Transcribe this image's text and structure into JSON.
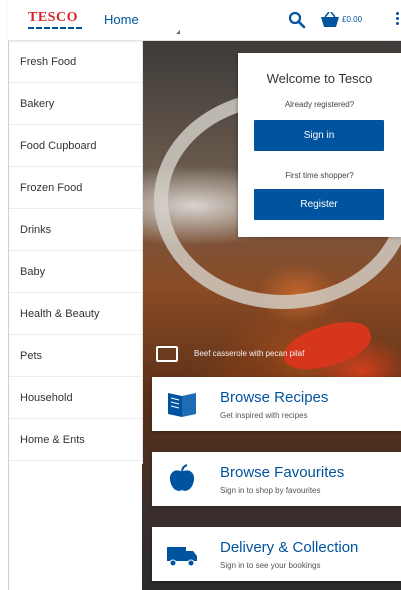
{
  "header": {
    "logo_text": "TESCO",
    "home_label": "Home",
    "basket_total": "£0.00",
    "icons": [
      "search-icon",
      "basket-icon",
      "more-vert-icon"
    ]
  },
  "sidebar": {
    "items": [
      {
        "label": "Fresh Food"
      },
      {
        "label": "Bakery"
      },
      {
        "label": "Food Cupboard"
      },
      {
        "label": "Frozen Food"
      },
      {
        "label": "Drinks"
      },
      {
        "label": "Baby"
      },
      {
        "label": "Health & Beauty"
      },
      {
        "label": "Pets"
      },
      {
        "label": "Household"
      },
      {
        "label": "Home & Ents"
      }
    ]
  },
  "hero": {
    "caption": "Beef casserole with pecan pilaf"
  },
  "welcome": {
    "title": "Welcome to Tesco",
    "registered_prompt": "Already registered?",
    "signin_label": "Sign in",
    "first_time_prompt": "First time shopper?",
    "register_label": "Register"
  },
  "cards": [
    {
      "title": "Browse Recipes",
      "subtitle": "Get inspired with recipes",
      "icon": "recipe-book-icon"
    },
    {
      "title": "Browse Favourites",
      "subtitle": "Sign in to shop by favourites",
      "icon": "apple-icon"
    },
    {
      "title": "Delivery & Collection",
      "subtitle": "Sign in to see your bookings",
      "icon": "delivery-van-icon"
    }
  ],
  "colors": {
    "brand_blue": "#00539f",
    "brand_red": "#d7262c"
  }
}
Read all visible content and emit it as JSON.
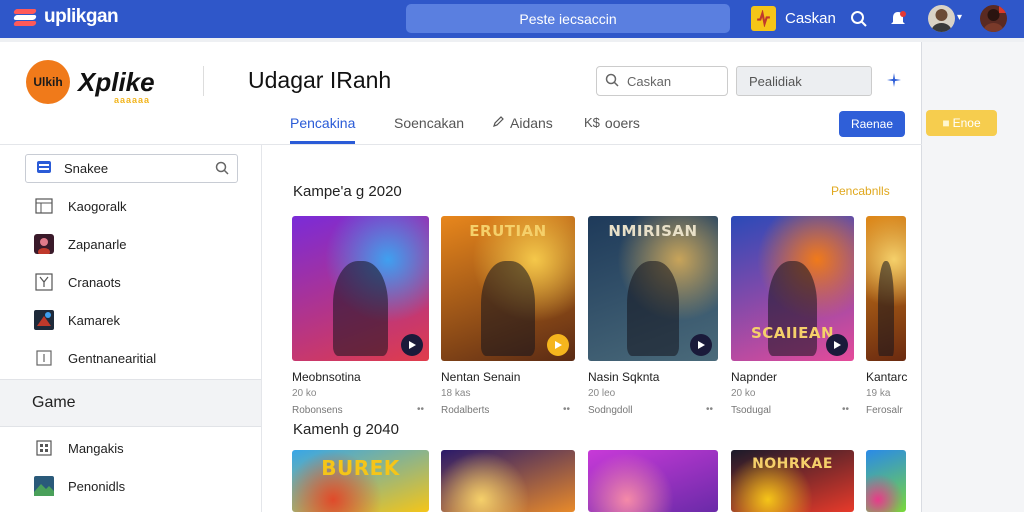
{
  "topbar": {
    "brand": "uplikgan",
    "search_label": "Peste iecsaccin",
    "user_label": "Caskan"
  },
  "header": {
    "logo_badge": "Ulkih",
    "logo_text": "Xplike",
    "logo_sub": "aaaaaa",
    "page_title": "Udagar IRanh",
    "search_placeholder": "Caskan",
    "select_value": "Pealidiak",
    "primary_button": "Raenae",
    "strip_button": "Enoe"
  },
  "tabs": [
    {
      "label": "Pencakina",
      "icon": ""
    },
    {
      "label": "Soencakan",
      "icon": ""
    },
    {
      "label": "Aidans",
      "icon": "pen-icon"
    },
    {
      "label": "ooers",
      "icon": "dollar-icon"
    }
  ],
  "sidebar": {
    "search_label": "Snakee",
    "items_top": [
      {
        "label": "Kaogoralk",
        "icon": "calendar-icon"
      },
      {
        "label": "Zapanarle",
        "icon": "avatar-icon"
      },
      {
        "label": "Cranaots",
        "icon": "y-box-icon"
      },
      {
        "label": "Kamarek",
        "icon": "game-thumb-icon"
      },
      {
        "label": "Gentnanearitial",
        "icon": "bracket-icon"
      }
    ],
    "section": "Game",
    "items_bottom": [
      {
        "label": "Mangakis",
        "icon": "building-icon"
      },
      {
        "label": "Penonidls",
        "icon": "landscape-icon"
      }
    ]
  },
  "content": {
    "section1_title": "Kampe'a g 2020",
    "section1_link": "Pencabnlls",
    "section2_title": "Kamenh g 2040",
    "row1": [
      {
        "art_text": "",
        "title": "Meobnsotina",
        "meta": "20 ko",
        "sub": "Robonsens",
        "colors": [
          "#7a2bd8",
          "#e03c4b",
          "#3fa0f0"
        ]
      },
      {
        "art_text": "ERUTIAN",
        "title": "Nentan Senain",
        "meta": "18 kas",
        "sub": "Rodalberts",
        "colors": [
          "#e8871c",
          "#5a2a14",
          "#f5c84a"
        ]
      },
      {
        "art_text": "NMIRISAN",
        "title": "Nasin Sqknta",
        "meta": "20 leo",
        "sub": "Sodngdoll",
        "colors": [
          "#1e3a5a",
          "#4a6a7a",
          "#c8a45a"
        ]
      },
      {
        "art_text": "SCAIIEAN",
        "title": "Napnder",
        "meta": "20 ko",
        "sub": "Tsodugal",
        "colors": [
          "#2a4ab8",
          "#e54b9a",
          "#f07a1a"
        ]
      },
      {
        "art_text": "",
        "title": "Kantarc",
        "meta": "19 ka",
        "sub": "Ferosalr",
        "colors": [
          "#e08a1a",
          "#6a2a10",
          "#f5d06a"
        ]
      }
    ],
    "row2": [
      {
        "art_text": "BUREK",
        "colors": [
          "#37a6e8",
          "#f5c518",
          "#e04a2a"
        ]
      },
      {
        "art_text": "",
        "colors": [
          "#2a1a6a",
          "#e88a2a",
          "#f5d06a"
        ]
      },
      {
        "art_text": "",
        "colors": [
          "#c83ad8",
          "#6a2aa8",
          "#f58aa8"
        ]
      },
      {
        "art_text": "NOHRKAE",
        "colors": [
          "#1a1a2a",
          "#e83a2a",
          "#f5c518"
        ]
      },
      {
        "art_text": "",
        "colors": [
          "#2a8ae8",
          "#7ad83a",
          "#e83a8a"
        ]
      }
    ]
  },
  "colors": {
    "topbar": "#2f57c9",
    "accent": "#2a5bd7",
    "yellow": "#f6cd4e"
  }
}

TASK >>
Where a line holds the string "with", copy that line.

FULL ANSWER >>
    "caption": "Beef casserole with pecan pilaf"
      "subtitle": "Get inspired with recipes",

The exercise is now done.